## Start Material to process

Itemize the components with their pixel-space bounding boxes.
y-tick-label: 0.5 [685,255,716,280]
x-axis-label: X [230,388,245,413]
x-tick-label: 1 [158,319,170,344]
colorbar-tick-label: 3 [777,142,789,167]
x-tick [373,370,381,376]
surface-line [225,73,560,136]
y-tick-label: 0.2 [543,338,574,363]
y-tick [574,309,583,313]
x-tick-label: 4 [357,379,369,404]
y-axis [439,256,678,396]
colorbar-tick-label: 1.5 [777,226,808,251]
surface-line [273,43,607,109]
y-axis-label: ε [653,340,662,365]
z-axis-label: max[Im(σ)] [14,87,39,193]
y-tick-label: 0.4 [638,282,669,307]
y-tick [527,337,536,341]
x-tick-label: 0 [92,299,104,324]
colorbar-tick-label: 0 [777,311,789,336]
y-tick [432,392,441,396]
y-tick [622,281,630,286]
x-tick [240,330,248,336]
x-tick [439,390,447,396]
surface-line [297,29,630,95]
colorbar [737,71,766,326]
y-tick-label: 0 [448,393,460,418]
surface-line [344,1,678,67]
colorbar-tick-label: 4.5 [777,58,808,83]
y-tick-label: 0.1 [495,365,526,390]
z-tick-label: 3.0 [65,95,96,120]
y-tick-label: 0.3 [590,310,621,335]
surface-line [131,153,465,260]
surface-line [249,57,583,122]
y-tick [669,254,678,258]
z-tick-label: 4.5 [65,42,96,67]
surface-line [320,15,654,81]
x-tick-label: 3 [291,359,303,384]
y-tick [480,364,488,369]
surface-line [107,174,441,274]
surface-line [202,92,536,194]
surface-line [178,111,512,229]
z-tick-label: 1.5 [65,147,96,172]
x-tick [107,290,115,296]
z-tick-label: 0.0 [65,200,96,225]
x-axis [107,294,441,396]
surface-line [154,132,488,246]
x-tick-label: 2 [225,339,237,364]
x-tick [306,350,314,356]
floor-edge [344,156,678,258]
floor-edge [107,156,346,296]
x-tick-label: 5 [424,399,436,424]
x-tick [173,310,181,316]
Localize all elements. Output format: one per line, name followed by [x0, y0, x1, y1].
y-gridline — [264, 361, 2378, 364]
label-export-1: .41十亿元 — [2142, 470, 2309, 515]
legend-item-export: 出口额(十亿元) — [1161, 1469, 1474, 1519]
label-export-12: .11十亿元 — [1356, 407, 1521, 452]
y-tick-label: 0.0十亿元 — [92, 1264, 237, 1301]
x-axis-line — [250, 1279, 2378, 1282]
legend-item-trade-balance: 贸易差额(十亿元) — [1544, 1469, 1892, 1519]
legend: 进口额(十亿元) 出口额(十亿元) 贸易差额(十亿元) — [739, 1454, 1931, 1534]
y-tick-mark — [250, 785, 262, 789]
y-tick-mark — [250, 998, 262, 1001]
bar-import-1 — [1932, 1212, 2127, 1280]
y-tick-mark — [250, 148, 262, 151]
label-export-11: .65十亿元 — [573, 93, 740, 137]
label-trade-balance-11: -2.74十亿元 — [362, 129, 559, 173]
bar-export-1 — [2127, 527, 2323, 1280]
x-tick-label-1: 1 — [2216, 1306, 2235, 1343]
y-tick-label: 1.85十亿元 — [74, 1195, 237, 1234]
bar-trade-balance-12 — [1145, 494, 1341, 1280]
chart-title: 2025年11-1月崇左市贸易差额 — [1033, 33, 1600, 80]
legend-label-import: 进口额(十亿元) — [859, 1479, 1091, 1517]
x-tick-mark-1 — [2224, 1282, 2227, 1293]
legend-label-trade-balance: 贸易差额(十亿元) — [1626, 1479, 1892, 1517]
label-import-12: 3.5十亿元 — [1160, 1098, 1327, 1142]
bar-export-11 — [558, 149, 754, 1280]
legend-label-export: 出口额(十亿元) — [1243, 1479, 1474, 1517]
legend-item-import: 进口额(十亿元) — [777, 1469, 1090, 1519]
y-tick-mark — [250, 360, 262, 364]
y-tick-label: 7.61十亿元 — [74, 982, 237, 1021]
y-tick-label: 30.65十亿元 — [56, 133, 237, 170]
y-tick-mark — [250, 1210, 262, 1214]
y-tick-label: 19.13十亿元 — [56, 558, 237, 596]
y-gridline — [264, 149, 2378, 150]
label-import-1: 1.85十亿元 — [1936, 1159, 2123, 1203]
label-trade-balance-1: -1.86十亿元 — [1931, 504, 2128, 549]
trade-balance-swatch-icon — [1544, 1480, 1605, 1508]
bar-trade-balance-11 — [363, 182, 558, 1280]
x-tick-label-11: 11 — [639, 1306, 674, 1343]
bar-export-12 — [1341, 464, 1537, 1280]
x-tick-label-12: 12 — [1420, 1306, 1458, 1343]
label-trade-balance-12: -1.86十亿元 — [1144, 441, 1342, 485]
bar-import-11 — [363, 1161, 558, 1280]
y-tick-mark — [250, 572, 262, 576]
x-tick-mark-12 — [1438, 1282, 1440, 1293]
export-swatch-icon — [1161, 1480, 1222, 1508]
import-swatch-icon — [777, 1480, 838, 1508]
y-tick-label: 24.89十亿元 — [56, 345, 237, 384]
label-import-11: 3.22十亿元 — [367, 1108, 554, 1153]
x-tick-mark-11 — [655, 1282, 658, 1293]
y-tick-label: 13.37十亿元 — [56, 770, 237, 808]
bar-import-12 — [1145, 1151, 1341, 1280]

## End Material to process

• _Job_:
Copy everything from the beginning of the entries down to the line containing "y-gridline — [264, 361, 2378, 364]", including that line, keeping each line unchanged.

• _Complete answer_:
Itemize the components with their pixel-space bounding boxes.
y-tick-label: 0.5 [685,255,716,280]
x-axis-label: X [230,388,245,413]
x-tick-label: 1 [158,319,170,344]
colorbar-tick-label: 3 [777,142,789,167]
x-tick [373,370,381,376]
surface-line [225,73,560,136]
y-tick-label: 0.2 [543,338,574,363]
y-tick [574,309,583,313]
x-tick-label: 4 [357,379,369,404]
y-axis [439,256,678,396]
colorbar-tick-label: 1.5 [777,226,808,251]
surface-line [273,43,607,109]
y-axis-label: ε [653,340,662,365]
z-axis-label: max[Im(σ)] [14,87,39,193]
y-tick-label: 0.4 [638,282,669,307]
y-tick [527,337,536,341]
x-tick-label: 0 [92,299,104,324]
colorbar-tick-label: 0 [777,311,789,336]
y-tick [432,392,441,396]
y-tick [622,281,630,286]
x-tick [240,330,248,336]
x-tick [439,390,447,396]
surface-line [297,29,630,95]
colorbar [737,71,766,326]
y-tick-label: 0 [448,393,460,418]
surface-line [344,1,678,67]
colorbar-tick-label: 4.5 [777,58,808,83]
y-tick-label: 0.1 [495,365,526,390]
z-tick-label: 3.0 [65,95,96,120]
y-tick-label: 0.3 [590,310,621,335]
surface-line [131,153,465,260]
surface-line [249,57,583,122]
y-tick [669,254,678,258]
z-tick-label: 4.5 [65,42,96,67]
surface-line [320,15,654,81]
x-tick-label: 3 [291,359,303,384]
y-tick [480,364,488,369]
surface-line [107,174,441,274]
surface-line [202,92,536,194]
surface-line [178,111,512,229]
z-tick-label: 1.5 [65,147,96,172]
x-tick [107,290,115,296]
z-tick-label: 0.0 [65,200,96,225]
x-axis [107,294,441,396]
surface-line [154,132,488,246]
x-tick-label: 2 [225,339,237,364]
x-tick [306,350,314,356]
floor-edge [344,156,678,258]
floor-edge [107,156,346,296]
x-tick-label: 5 [424,399,436,424]
x-tick [173,310,181,316]
Localize all elements. Output format: one per line, name followed by [x0, y0, x1, y1].
y-gridline — [264, 361, 2378, 364]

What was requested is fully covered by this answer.